[START Data lines]
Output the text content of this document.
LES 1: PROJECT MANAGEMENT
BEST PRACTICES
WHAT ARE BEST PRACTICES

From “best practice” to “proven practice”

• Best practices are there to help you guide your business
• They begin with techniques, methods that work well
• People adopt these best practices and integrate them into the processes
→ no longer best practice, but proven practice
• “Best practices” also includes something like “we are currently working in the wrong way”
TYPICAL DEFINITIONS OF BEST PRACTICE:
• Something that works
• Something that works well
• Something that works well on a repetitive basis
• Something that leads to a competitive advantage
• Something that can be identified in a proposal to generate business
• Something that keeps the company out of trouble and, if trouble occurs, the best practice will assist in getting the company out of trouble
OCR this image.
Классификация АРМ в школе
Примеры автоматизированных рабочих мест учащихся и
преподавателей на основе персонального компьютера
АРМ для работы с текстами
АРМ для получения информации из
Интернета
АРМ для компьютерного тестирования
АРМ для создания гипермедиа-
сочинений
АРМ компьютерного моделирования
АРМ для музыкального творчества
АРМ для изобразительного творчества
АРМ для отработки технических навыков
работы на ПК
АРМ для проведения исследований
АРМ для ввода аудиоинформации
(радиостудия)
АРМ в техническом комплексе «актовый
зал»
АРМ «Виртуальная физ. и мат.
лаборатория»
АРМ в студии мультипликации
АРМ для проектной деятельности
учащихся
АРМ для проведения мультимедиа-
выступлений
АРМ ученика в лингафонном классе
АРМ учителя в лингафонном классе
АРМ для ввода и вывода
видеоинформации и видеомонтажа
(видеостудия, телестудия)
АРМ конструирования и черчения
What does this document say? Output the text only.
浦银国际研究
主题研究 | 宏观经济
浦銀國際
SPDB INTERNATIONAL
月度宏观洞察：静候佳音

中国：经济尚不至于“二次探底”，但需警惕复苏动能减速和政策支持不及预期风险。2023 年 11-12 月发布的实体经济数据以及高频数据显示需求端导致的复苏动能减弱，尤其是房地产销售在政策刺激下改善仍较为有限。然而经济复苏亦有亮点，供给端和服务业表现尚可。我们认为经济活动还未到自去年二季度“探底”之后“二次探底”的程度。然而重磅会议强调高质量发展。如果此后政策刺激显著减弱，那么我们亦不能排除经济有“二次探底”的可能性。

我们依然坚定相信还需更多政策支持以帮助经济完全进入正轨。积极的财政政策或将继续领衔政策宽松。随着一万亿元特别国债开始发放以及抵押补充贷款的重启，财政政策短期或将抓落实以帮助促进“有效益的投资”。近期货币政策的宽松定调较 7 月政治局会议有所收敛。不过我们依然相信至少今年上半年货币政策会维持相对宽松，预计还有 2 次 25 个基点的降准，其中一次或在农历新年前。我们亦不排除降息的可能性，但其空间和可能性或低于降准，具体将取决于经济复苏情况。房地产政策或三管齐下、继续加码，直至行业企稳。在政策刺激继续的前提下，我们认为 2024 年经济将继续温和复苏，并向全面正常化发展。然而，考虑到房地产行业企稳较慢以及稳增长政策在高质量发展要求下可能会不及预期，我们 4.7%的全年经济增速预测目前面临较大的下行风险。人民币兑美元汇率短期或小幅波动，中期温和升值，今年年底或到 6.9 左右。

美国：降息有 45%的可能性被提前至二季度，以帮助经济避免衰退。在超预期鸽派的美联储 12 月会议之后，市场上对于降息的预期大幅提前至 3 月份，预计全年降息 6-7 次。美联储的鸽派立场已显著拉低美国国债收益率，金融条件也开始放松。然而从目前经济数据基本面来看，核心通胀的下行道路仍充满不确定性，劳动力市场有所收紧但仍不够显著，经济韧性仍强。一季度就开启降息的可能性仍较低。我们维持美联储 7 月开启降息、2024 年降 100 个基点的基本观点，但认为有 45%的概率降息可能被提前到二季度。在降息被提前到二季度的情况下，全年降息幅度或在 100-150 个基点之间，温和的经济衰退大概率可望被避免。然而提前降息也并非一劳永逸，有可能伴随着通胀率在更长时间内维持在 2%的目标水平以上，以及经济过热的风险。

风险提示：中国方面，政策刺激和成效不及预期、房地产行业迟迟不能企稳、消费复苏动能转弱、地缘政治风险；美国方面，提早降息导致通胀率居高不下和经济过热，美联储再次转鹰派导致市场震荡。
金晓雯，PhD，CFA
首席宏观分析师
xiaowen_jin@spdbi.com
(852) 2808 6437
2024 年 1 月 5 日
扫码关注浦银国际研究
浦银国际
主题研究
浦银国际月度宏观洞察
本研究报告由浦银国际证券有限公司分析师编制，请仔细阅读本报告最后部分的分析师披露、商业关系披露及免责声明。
[END Data lines]
- What to do: Print from the line containing "What does this" to the last line above, exactly as written.

- Answer in full:
What does this document say? Output the text only.
浦银国际研究
主题研究 | 宏观经济
浦銀國際
SPDB INTERNATIONAL
月度宏观洞察：静候佳音

中国：经济尚不至于“二次探底”，但需警惕复苏动能减速和政策支持不及预期风险。2023 年 11-12 月发布的实体经济数据以及高频数据显示需求端导致的复苏动能减弱，尤其是房地产销售在政策刺激下改善仍较为有限。然而经济复苏亦有亮点，供给端和服务业表现尚可。我们认为经济活动还未到自去年二季度“探底”之后“二次探底”的程度。然而重磅会议强调高质量发展。如果此后政策刺激显著减弱，那么我们亦不能排除经济有“二次探底”的可能性。

我们依然坚定相信还需更多政策支持以帮助经济完全进入正轨。积极的财政政策或将继续领衔政策宽松。随着一万亿元特别国债开始发放以及抵押补充贷款的重启，财政政策短期或将抓落实以帮助促进“有效益的投资”。近期货币政策的宽松定调较 7 月政治局会议有所收敛。不过我们依然相信至少今年上半年货币政策会维持相对宽松，预计还有 2 次 25 个基点的降准，其中一次或在农历新年前。我们亦不排除降息的可能性，但其空间和可能性或低于降准，具体将取决于经济复苏情况。房地产政策或三管齐下、继续加码，直至行业企稳。在政策刺激继续的前提下，我们认为 2024 年经济将继续温和复苏，并向全面正常化发展。然而，考虑到房地产行业企稳较慢以及稳增长政策在高质量发展要求下可能会不及预期，我们 4.7%的全年经济增速预测目前面临较大的下行风险。人民币兑美元汇率短期或小幅波动，中期温和升值，今年年底或到 6.9 左右。

美国：降息有 45%的可能性被提前至二季度，以帮助经济避免衰退。在超预期鸽派的美联储 12 月会议之后，市场上对于降息的预期大幅提前至 3 月份，预计全年降息 6-7 次。美联储的鸽派立场已显著拉低美国国债收益率，金融条件也开始放松。然而从目前经济数据基本面来看，核心通胀的下行道路仍充满不确定性，劳动力市场有所收紧但仍不够显著，经济韧性仍强。一季度就开启降息的可能性仍较低。我们维持美联储 7 月开启降息、2024 年降 100 个基点的基本观点，但认为有 45%的概率降息可能被提前到二季度。在降息被提前到二季度的情况下，全年降息幅度或在 100-150 个基点之间，温和的经济衰退大概率可望被避免。然而提前降息也并非一劳永逸，有可能伴随着通胀率在更长时间内维持在 2%的目标水平以上，以及经济过热的风险。

风险提示：中国方面，政策刺激和成效不及预期、房地产行业迟迟不能企稳、消费复苏动能转弱、地缘政治风险；美国方面，提早降息导致通胀率居高不下和经济过热，美联储再次转鹰派导致市场震荡。
金晓雯，PhD，CFA
首席宏观分析师
xiaowen_jin@spdbi.com
(852) 2808 6437
2024 年 1 月 5 日
扫码关注浦银国际研究
浦银国际
主题研究
浦银国际月度宏观洞察
本研究报告由浦银国际证券有限公司分析师编制，请仔细阅读本报告最后部分的分析师披露、商业关系披露及免责声明。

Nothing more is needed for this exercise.